**STORED RECORDS:**
#####

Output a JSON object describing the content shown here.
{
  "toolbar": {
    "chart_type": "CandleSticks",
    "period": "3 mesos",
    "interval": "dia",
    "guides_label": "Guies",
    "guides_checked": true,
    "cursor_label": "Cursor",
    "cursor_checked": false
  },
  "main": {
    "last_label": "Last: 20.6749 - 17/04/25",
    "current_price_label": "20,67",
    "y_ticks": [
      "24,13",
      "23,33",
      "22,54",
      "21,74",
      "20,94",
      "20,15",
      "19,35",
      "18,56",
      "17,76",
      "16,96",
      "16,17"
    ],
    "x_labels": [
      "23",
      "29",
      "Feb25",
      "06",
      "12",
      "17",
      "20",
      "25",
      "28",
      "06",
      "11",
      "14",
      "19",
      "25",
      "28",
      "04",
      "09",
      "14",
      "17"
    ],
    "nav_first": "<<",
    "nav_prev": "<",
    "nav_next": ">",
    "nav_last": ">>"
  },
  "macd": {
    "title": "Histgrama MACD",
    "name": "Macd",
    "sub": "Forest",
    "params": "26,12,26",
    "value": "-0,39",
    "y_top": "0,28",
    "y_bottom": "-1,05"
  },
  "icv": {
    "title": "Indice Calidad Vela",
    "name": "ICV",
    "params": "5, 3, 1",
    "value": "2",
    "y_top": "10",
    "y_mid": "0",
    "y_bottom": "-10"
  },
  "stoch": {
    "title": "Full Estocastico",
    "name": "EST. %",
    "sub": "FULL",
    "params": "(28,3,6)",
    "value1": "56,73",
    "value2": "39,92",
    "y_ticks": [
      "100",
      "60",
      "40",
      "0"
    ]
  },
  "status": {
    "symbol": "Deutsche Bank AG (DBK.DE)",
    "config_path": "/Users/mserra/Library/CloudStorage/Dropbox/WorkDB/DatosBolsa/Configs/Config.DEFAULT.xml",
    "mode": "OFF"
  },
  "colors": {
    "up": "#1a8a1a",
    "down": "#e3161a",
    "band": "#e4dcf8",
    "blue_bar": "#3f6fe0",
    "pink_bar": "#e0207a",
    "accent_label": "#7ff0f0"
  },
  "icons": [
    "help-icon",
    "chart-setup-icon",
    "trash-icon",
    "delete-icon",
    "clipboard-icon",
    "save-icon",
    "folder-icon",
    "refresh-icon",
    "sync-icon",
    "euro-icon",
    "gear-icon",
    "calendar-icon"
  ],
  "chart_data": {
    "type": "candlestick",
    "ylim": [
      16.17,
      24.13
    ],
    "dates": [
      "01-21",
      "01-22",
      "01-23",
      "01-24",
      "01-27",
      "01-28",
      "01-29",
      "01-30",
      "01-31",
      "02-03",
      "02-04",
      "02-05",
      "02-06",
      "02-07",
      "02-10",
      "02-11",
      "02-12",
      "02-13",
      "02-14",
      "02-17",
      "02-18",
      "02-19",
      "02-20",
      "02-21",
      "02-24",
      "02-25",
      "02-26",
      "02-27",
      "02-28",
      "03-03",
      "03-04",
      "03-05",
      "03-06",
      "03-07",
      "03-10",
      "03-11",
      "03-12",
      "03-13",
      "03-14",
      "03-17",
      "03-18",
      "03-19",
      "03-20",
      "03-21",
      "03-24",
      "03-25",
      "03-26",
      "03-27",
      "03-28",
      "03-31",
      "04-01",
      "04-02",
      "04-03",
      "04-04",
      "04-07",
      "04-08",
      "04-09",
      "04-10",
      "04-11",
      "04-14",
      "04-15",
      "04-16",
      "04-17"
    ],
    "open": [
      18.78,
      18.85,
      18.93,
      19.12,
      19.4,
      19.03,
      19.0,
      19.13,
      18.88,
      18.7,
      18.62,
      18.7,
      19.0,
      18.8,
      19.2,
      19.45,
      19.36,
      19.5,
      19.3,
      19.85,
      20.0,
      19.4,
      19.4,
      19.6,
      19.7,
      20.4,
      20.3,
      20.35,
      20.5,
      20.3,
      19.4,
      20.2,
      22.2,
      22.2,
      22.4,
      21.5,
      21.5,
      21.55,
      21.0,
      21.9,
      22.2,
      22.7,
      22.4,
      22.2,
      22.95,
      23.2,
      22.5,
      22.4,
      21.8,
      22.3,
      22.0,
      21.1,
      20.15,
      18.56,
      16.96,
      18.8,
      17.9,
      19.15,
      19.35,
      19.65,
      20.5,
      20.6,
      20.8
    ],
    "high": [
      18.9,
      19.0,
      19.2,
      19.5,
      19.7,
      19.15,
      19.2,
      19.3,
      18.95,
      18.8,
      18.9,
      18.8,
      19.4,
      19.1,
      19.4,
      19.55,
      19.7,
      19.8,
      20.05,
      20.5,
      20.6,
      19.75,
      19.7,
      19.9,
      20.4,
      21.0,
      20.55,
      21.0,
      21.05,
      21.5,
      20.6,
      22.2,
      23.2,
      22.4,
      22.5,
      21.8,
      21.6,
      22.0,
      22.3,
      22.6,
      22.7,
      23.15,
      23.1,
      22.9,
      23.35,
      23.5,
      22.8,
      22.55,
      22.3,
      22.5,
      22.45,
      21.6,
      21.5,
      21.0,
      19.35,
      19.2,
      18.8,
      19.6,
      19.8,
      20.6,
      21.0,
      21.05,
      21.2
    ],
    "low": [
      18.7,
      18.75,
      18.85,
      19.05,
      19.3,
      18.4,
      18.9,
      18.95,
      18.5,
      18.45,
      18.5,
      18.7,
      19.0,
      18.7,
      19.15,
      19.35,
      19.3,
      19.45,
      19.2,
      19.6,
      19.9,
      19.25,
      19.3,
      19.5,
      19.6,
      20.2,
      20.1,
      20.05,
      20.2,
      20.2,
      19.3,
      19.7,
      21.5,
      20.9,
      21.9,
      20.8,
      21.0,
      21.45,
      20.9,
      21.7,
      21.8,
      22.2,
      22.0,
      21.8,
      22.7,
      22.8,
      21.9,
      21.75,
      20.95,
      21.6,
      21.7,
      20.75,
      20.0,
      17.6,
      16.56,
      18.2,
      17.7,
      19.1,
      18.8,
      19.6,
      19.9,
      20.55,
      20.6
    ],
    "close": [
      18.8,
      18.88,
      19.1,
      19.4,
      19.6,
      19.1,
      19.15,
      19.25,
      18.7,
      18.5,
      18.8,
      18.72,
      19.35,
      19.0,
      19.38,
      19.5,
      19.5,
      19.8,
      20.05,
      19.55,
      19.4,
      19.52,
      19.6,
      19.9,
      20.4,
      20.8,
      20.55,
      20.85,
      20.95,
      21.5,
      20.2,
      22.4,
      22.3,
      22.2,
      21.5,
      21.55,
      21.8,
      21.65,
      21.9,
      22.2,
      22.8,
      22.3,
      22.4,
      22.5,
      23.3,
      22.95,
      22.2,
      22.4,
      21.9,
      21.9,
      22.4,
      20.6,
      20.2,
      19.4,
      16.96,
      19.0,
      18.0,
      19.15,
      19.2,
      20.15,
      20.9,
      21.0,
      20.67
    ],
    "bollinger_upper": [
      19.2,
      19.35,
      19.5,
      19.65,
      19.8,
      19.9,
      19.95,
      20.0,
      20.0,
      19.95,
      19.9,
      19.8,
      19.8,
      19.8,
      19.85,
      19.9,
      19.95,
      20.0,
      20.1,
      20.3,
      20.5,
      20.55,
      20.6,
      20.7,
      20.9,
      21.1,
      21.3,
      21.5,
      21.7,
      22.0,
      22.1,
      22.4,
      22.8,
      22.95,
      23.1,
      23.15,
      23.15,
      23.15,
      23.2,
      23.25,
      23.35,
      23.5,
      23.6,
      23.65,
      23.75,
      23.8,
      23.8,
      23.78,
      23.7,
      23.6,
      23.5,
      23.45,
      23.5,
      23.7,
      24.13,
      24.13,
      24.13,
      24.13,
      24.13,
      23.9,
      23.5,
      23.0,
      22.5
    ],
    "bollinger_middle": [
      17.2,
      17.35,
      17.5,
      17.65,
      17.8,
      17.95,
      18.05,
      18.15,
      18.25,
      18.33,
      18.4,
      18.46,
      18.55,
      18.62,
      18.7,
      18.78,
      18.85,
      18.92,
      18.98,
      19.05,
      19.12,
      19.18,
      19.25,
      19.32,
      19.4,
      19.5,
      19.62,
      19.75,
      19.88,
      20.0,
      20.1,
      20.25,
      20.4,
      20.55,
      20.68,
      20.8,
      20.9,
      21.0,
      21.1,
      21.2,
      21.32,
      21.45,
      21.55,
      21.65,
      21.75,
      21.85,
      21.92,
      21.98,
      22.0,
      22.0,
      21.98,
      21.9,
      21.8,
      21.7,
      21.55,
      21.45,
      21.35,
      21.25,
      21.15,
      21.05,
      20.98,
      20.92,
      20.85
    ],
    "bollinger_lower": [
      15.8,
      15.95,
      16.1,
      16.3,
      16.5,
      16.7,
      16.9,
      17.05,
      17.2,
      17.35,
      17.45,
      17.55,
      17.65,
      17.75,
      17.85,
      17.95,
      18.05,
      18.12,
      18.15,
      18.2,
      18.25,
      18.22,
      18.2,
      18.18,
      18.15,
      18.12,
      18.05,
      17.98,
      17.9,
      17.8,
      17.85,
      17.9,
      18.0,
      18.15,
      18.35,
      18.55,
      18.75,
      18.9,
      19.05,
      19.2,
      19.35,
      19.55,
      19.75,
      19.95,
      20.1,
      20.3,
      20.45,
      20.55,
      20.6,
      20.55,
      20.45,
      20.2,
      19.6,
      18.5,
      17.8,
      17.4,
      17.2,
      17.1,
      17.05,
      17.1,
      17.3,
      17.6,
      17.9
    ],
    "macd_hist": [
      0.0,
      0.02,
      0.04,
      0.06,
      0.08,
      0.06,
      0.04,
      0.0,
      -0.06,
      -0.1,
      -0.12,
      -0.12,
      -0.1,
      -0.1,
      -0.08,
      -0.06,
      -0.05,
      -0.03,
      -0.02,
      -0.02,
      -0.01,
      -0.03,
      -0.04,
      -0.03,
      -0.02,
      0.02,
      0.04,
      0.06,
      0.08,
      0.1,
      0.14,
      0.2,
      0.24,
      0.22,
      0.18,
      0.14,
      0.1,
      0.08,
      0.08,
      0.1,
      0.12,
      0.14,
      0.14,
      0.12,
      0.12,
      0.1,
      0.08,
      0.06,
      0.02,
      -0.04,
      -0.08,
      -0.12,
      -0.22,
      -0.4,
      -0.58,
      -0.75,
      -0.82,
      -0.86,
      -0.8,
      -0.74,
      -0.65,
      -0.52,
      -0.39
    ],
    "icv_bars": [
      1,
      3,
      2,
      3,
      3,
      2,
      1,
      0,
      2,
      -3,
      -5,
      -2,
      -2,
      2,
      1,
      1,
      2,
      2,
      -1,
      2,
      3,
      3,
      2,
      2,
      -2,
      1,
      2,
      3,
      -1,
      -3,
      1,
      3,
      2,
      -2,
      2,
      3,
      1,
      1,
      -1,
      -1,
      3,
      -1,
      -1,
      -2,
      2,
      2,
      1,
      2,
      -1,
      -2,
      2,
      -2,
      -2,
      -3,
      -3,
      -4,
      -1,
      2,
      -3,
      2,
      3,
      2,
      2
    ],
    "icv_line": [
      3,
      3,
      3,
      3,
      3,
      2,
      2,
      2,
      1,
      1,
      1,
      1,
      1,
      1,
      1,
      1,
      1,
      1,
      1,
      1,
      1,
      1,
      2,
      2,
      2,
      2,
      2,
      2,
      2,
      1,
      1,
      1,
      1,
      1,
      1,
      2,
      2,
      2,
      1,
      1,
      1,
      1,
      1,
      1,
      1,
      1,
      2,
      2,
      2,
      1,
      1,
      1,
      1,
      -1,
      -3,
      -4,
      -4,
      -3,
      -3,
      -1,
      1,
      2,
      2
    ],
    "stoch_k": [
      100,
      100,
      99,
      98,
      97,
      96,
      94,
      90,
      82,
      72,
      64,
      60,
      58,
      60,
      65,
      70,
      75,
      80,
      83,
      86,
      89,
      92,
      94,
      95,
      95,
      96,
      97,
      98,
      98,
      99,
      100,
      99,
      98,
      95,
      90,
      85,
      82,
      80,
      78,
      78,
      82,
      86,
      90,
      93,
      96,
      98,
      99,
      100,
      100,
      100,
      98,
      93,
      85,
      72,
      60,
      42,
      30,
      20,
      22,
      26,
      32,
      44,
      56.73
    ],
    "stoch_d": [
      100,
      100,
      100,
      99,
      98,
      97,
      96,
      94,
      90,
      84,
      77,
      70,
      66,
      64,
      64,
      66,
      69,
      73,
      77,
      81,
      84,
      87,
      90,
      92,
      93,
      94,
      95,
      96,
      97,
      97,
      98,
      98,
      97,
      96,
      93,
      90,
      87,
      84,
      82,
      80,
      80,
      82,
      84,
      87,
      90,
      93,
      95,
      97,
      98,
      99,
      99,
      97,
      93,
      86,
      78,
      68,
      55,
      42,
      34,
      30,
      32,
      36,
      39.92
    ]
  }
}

#####

**EXERCISE PROMPT:** Collect each line of the entries that has the word "title", copying it in full.

**ANSWER IN FULL:**
    "title": "Histgrama MACD",
    "title": "Indice Calidad Vela",
    "title": "Full Estocastico",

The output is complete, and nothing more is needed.